Can you rename every "background-rock" to "backdrop-boulder" throughout these records, leaving everything else as is?

**Listing**
--
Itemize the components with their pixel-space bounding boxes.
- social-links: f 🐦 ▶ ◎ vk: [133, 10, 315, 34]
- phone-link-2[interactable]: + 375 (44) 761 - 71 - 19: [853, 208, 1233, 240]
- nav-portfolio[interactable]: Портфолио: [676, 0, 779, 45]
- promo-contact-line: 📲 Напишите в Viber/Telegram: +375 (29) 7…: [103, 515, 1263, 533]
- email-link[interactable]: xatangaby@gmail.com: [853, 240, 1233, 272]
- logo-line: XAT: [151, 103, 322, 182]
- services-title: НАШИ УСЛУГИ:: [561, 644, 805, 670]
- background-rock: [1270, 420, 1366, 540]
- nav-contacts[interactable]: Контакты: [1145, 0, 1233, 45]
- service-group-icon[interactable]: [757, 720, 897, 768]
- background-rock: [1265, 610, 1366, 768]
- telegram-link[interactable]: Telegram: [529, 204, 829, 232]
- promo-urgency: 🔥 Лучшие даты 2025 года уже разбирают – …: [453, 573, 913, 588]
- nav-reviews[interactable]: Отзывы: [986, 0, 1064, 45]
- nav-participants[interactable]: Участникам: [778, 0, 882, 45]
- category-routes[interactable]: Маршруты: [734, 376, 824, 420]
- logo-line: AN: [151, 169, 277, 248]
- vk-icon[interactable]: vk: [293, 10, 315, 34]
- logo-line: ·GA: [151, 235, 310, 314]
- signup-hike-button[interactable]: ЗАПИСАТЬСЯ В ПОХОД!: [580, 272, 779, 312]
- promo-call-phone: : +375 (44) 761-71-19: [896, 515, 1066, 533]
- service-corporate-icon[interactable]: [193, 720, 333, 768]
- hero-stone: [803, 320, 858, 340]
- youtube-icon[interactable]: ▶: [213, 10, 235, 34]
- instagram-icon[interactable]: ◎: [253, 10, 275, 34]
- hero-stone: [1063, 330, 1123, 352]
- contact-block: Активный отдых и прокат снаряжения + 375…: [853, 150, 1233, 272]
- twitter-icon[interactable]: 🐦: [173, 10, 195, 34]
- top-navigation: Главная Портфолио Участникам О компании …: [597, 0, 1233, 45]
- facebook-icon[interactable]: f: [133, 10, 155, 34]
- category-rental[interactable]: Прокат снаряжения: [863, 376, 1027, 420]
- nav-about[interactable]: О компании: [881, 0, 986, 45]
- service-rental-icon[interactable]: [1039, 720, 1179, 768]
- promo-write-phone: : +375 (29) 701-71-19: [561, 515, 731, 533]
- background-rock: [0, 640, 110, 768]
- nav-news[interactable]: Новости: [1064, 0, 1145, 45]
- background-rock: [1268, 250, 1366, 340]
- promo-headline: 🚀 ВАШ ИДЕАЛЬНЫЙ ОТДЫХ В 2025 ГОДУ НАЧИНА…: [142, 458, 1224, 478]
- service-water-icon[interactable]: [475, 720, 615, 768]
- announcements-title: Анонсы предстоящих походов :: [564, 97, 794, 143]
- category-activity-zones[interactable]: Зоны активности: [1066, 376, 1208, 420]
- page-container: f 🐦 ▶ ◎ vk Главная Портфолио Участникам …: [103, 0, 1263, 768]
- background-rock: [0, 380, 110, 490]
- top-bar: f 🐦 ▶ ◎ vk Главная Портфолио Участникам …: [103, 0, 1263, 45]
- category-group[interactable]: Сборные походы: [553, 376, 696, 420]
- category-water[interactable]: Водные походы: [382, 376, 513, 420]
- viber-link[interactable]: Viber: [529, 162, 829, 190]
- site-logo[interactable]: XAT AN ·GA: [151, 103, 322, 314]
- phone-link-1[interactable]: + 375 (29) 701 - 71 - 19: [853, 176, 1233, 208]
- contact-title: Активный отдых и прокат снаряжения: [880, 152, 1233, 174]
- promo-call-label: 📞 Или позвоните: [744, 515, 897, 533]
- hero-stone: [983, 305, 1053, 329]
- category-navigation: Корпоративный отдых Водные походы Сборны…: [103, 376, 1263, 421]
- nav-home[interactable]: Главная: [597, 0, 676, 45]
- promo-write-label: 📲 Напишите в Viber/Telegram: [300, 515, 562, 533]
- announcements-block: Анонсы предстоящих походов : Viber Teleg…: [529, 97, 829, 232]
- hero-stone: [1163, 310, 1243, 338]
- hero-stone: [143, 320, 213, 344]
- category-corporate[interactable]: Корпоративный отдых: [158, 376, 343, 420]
--
**Solution to this problem**
Itemize the components with their pixel-space bounding boxes.
- social-links: f 🐦 ▶ ◎ vk: [133, 10, 315, 34]
- phone-link-2[interactable]: + 375 (44) 761 - 71 - 19: [853, 208, 1233, 240]
- nav-portfolio[interactable]: Портфолио: [676, 0, 779, 45]
- promo-contact-line: 📲 Напишите в Viber/Telegram: +375 (29) 7…: [103, 515, 1263, 533]
- email-link[interactable]: xatangaby@gmail.com: [853, 240, 1233, 272]
- logo-line: XAT: [151, 103, 322, 182]
- services-title: НАШИ УСЛУГИ:: [561, 644, 805, 670]
- backdrop-boulder: [1270, 420, 1366, 540]
- nav-contacts[interactable]: Контакты: [1145, 0, 1233, 45]
- service-group-icon[interactable]: [757, 720, 897, 768]
- backdrop-boulder: [1265, 610, 1366, 768]
- telegram-link[interactable]: Telegram: [529, 204, 829, 232]
- promo-urgency: 🔥 Лучшие даты 2025 года уже разбирают – …: [453, 573, 913, 588]
- nav-reviews[interactable]: Отзывы: [986, 0, 1064, 45]
- nav-participants[interactable]: Участникам: [778, 0, 882, 45]
- category-routes[interactable]: Маршруты: [734, 376, 824, 420]
- logo-line: AN: [151, 169, 277, 248]
- vk-icon[interactable]: vk: [293, 10, 315, 34]
- logo-line: ·GA: [151, 235, 310, 314]
- signup-hike-button[interactable]: ЗАПИСАТЬСЯ В ПОХОД!: [580, 272, 779, 312]
- promo-call-phone: : +375 (44) 761-71-19: [896, 515, 1066, 533]
- service-corporate-icon[interactable]: [193, 720, 333, 768]
- hero-stone: [803, 320, 858, 340]
- youtube-icon[interactable]: ▶: [213, 10, 235, 34]
- instagram-icon[interactable]: ◎: [253, 10, 275, 34]
- hero-stone: [1063, 330, 1123, 352]
- contact-block: Активный отдых и прокат снаряжения + 375…: [853, 150, 1233, 272]
- twitter-icon[interactable]: 🐦: [173, 10, 195, 34]
- top-navigation: Главная Портфолио Участникам О компании …: [597, 0, 1233, 45]
- facebook-icon[interactable]: f: [133, 10, 155, 34]
- category-rental[interactable]: Прокат снаряжения: [863, 376, 1027, 420]
- nav-about[interactable]: О компании: [881, 0, 986, 45]
- service-rental-icon[interactable]: [1039, 720, 1179, 768]
- promo-write-phone: : +375 (29) 701-71-19: [561, 515, 731, 533]
- backdrop-boulder: [0, 640, 110, 768]
- nav-news[interactable]: Новости: [1064, 0, 1145, 45]
- backdrop-boulder: [1268, 250, 1366, 340]
- promo-headline: 🚀 ВАШ ИДЕАЛЬНЫЙ ОТДЫХ В 2025 ГОДУ НАЧИНА…: [142, 458, 1224, 478]
- service-water-icon[interactable]: [475, 720, 615, 768]
- announcements-title: Анонсы предстоящих походов :: [564, 97, 794, 143]
- category-activity-zones[interactable]: Зоны активности: [1066, 376, 1208, 420]
- page-container: f 🐦 ▶ ◎ vk Главная Портфолио Участникам …: [103, 0, 1263, 768]
- backdrop-boulder: [0, 380, 110, 490]
- top-bar: f 🐦 ▶ ◎ vk Главная Портфолио Участникам …: [103, 0, 1263, 45]
- category-group[interactable]: Сборные походы: [553, 376, 696, 420]
- category-water[interactable]: Водные походы: [382, 376, 513, 420]
- viber-link[interactable]: Viber: [529, 162, 829, 190]
- site-logo[interactable]: XAT AN ·GA: [151, 103, 322, 314]
- phone-link-1[interactable]: + 375 (29) 701 - 71 - 19: [853, 176, 1233, 208]
- contact-title: Активный отдых и прокат снаряжения: [880, 152, 1233, 174]
- promo-call-label: 📞 Или позвоните: [744, 515, 897, 533]
- hero-stone: [983, 305, 1053, 329]
- category-navigation: Корпоративный отдых Водные походы Сборны…: [103, 376, 1263, 421]
- nav-home[interactable]: Главная: [597, 0, 676, 45]
- promo-write-label: 📲 Напишите в Viber/Telegram: [300, 515, 562, 533]
- announcements-block: Анонсы предстоящих походов : Viber Teleg…: [529, 97, 829, 232]
- hero-stone: [1163, 310, 1243, 338]
- hero-stone: [143, 320, 213, 344]
- category-corporate[interactable]: Корпоративный отдых: [158, 376, 343, 420]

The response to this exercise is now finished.